INSTRUCTIONS TO FOLLOW: Can you transcribe every line exactly and leave the pictures behind?
◆ ◆ ◆ ◆ ◆
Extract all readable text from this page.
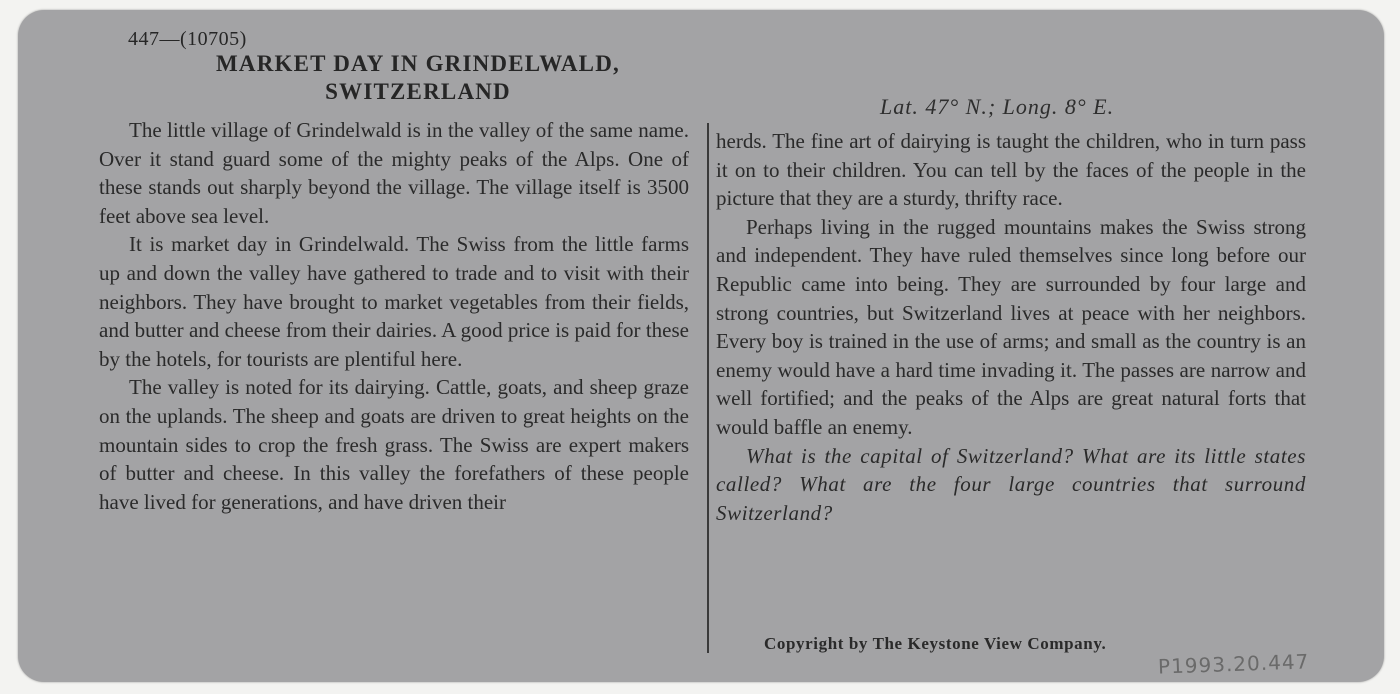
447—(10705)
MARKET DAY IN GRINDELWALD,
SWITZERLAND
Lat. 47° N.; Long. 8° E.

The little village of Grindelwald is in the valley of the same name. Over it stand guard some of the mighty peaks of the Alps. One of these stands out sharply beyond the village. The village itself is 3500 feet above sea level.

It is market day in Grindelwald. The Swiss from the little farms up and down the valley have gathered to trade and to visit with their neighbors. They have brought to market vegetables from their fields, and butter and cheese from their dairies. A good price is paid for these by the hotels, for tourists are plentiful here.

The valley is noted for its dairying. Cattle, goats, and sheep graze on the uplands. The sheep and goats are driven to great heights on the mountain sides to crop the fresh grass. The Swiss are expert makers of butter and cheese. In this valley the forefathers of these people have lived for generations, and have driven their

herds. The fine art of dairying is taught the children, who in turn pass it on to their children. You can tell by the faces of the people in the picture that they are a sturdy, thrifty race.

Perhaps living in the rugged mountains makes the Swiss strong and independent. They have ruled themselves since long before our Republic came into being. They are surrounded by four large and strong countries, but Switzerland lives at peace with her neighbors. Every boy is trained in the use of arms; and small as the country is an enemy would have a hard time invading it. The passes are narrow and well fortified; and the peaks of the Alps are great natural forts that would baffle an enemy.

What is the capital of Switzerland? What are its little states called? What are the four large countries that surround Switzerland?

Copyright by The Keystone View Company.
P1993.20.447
◆ ◆ ◆ ◆ ◆
EXERCISE SOLUTION:
Extract all readable text from this page.
447—(10705)
MARKET DAY IN GRINDELWALD,
SWITZERLAND
Lat. 47° N.; Long. 8° E.

The little village of Grindelwald is in the valley of the same name. Over it stand guard some of the mighty peaks of the Alps. One of these stands out sharply beyond the village. The village itself is 3500 feet above sea level.

It is market day in Grindelwald. The Swiss from the little farms up and down the valley have gathered to trade and to visit with their neighbors. They have brought to market vegetables from their fields, and butter and cheese from their dairies. A good price is paid for these by the hotels, for tourists are plentiful here.

The valley is noted for its dairying. Cattle, goats, and sheep graze on the uplands. The sheep and goats are driven to great heights on the mountain sides to crop the fresh grass. The Swiss are expert makers of butter and cheese. In this valley the forefathers of these people have lived for generations, and have driven their

herds. The fine art of dairying is taught the children, who in turn pass it on to their children. You can tell by the faces of the people in the picture that they are a sturdy, thrifty race.

Perhaps living in the rugged mountains makes the Swiss strong and independent. They have ruled themselves since long before our Republic came into being. They are surrounded by four large and strong countries, but Switzerland lives at peace with her neighbors. Every boy is trained in the use of arms; and small as the country is an enemy would have a hard time invading it. The passes are narrow and well fortified; and the peaks of the Alps are great natural forts that would baffle an enemy.

What is the capital of Switzerland? What are its little states called? What are the four large countries that surround Switzerland?

Copyright by The Keystone View Company.
P1993.20.447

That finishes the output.